**Written task:** Repeat each record exactly. Any picture gets left out.
'''
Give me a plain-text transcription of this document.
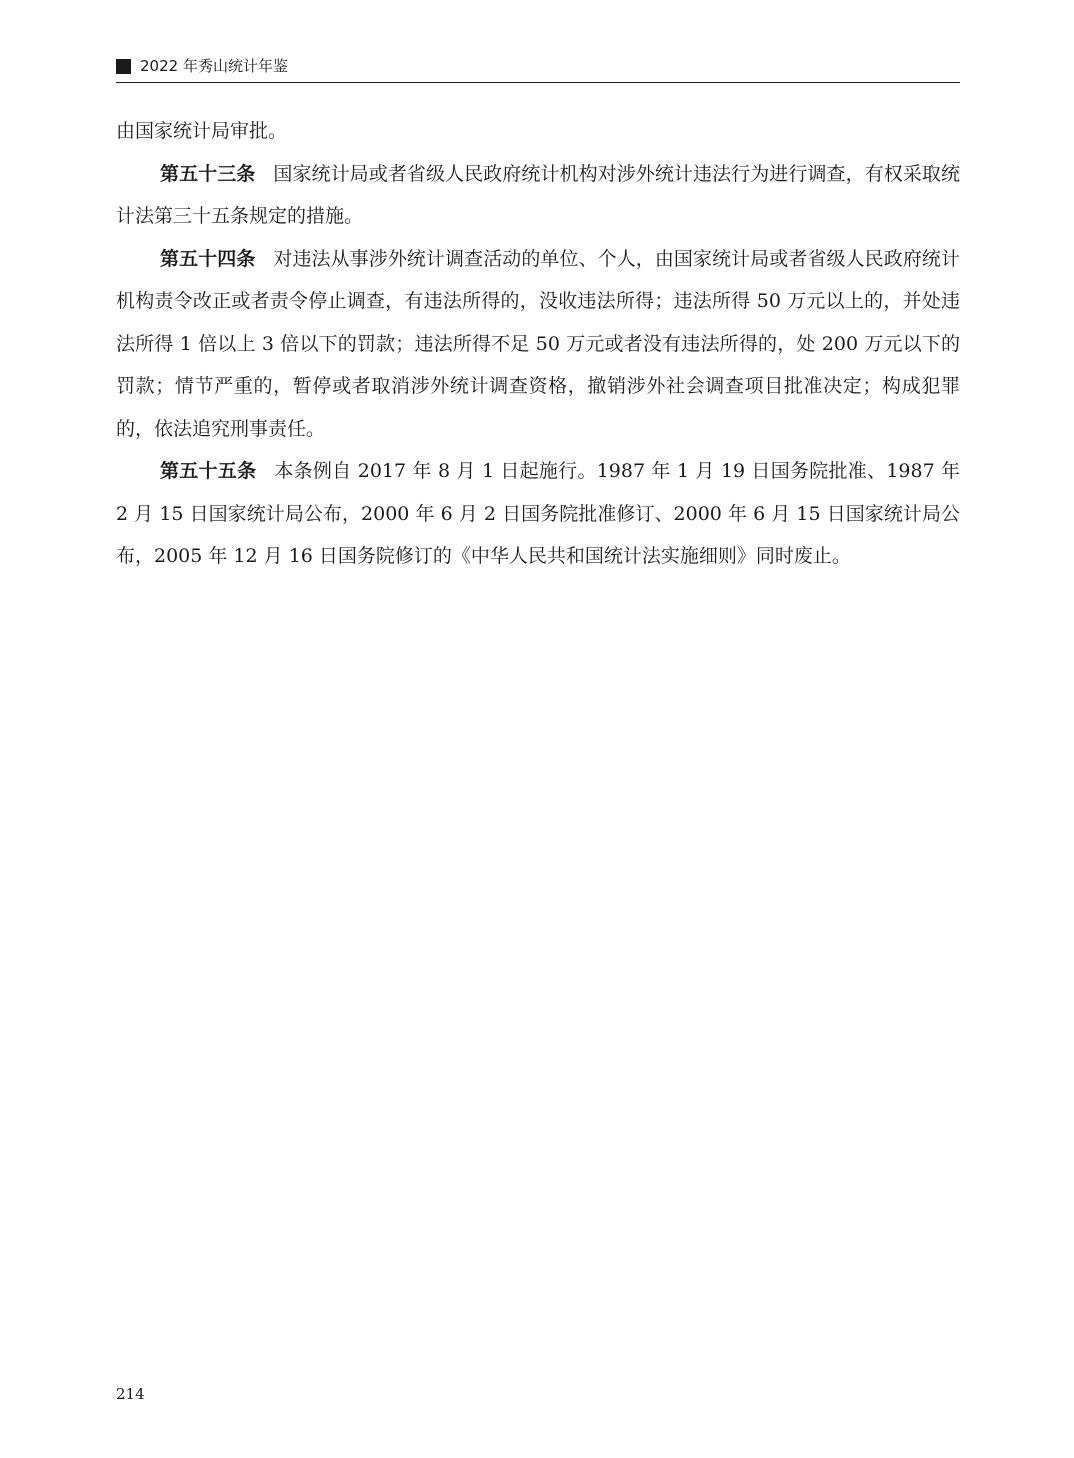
2022 年秀山统计年鉴

由国家统计局审批。

第五十三条 国家统计局或者省级人民政府统计机构对涉外统计违法行为进行调查，有权采取统计法第三十五条规定的措施。

第五十四条 对违法从事涉外统计调查活动的单位、个人，由国家统计局或者省级人民政府统计机构责令改正或者责令停止调查，有违法所得的，没收违法所得；违法所得 50 万元以上的，并处违法所得 1 倍以上 3 倍以下的罚款；违法所得不足 50 万元或者没有违法所得的，处 200 万元以下的罚款；情节严重的，暂停或者取消涉外统计调查资格，撤销涉外社会调查项目批准决定；构成犯罪的，依法追究刑事责任。

第五十五条 本条例自 2017 年 8 月 1 日起施行。1987 年 1 月 19 日国务院批准、1987 年 2 月 15 日国家统计局公布，2000 年 6 月 2 日国务院批准修订、2000 年 6 月 15 日国家统计局公布，2005 年 12 月 16 日国务院修订的《中华人民共和国统计法实施细则》同时废止。

214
'''
**Written solution:**
Give me a plain-text transcription of this document.
2022 年秀山统计年鉴

由国家统计局审批。

第五十三条 国家统计局或者省级人民政府统计机构对涉外统计违法行为进行调查，有权采取统计法第三十五条规定的措施。

第五十四条 对违法从事涉外统计调查活动的单位、个人，由国家统计局或者省级人民政府统计机构责令改正或者责令停止调查，有违法所得的，没收违法所得；违法所得 50 万元以上的，并处违法所得 1 倍以上 3 倍以下的罚款；违法所得不足 50 万元或者没有违法所得的，处 200 万元以下的罚款；情节严重的，暂停或者取消涉外统计调查资格，撤销涉外社会调查项目批准决定；构成犯罪的，依法追究刑事责任。

第五十五条 本条例自 2017 年 8 月 1 日起施行。1987 年 1 月 19 日国务院批准、1987 年 2 月 15 日国家统计局公布，2000 年 6 月 2 日国务院批准修订、2000 年 6 月 15 日国家统计局公布，2005 年 12 月 16 日国务院修订的《中华人民共和国统计法实施细则》同时废止。

214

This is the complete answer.